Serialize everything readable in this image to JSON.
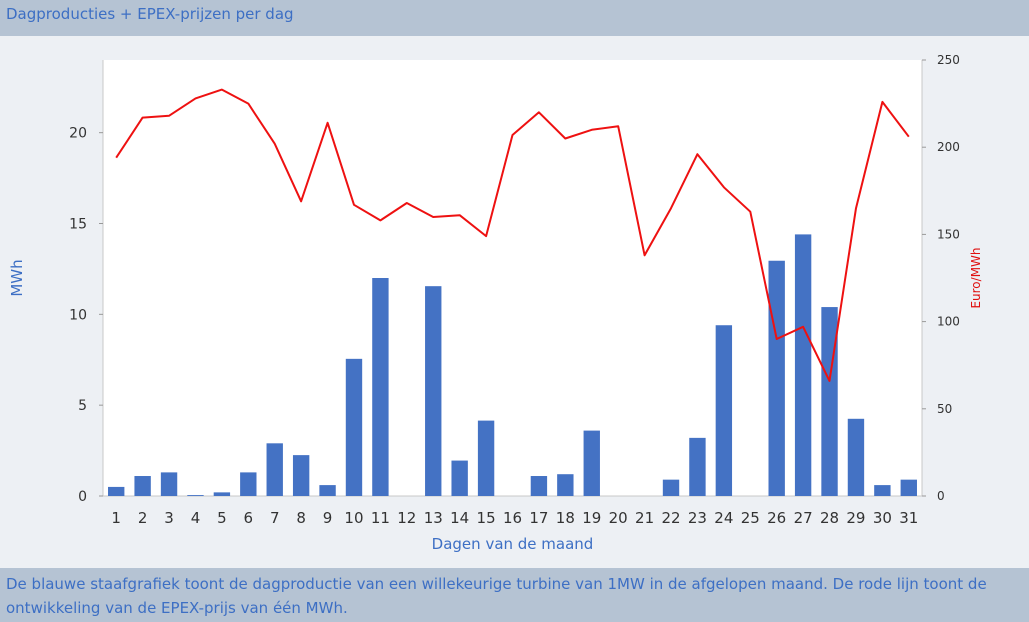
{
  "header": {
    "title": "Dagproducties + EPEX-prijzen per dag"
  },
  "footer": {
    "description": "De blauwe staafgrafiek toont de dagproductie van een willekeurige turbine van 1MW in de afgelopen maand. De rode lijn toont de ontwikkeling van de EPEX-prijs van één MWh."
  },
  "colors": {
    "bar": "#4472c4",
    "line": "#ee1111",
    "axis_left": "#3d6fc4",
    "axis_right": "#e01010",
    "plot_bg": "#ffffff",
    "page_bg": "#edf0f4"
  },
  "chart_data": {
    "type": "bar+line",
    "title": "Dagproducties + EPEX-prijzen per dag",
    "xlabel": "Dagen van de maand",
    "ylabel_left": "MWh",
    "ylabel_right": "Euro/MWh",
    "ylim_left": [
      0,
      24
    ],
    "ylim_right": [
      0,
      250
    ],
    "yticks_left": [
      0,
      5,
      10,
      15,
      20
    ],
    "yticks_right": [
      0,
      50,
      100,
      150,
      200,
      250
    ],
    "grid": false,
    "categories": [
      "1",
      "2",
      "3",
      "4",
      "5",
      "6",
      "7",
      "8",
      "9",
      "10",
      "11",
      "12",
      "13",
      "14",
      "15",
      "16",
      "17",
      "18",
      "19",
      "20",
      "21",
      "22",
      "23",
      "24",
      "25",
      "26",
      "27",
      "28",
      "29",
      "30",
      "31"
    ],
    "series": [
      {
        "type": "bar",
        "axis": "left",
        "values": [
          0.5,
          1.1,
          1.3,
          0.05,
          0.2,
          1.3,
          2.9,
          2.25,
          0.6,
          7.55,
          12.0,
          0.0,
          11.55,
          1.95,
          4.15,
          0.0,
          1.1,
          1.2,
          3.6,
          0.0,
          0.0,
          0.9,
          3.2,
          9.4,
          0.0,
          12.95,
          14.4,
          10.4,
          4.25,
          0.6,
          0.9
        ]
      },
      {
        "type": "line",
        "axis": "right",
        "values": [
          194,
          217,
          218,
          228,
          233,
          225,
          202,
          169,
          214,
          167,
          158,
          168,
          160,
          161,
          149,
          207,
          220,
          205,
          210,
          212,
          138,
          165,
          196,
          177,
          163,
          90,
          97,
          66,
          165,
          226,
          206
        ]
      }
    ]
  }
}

STATED GOAL: Pictures in the records must not appear in the copy; transcribe everything else precisely.

RESPONSE BELOW:
Serialize everything readable in this image to JSON.
{
  "header": {
    "title": "Dagproducties + EPEX-prijzen per dag"
  },
  "footer": {
    "description": "De blauwe staafgrafiek toont de dagproductie van een willekeurige turbine van 1MW in de afgelopen maand. De rode lijn toont de ontwikkeling van de EPEX-prijs van één MWh."
  },
  "colors": {
    "bar": "#4472c4",
    "line": "#ee1111",
    "axis_left": "#3d6fc4",
    "axis_right": "#e01010",
    "plot_bg": "#ffffff",
    "page_bg": "#edf0f4"
  },
  "chart_data": {
    "type": "bar+line",
    "title": "Dagproducties + EPEX-prijzen per dag",
    "xlabel": "Dagen van de maand",
    "ylabel_left": "MWh",
    "ylabel_right": "Euro/MWh",
    "ylim_left": [
      0,
      24
    ],
    "ylim_right": [
      0,
      250
    ],
    "yticks_left": [
      0,
      5,
      10,
      15,
      20
    ],
    "yticks_right": [
      0,
      50,
      100,
      150,
      200,
      250
    ],
    "grid": false,
    "categories": [
      "1",
      "2",
      "3",
      "4",
      "5",
      "6",
      "7",
      "8",
      "9",
      "10",
      "11",
      "12",
      "13",
      "14",
      "15",
      "16",
      "17",
      "18",
      "19",
      "20",
      "21",
      "22",
      "23",
      "24",
      "25",
      "26",
      "27",
      "28",
      "29",
      "30",
      "31"
    ],
    "series": [
      {
        "type": "bar",
        "axis": "left",
        "values": [
          0.5,
          1.1,
          1.3,
          0.05,
          0.2,
          1.3,
          2.9,
          2.25,
          0.6,
          7.55,
          12.0,
          0.0,
          11.55,
          1.95,
          4.15,
          0.0,
          1.1,
          1.2,
          3.6,
          0.0,
          0.0,
          0.9,
          3.2,
          9.4,
          0.0,
          12.95,
          14.4,
          10.4,
          4.25,
          0.6,
          0.9
        ]
      },
      {
        "type": "line",
        "axis": "right",
        "values": [
          194,
          217,
          218,
          228,
          233,
          225,
          202,
          169,
          214,
          167,
          158,
          168,
          160,
          161,
          149,
          207,
          220,
          205,
          210,
          212,
          138,
          165,
          196,
          177,
          163,
          90,
          97,
          66,
          165,
          226,
          206
        ]
      }
    ]
  }
}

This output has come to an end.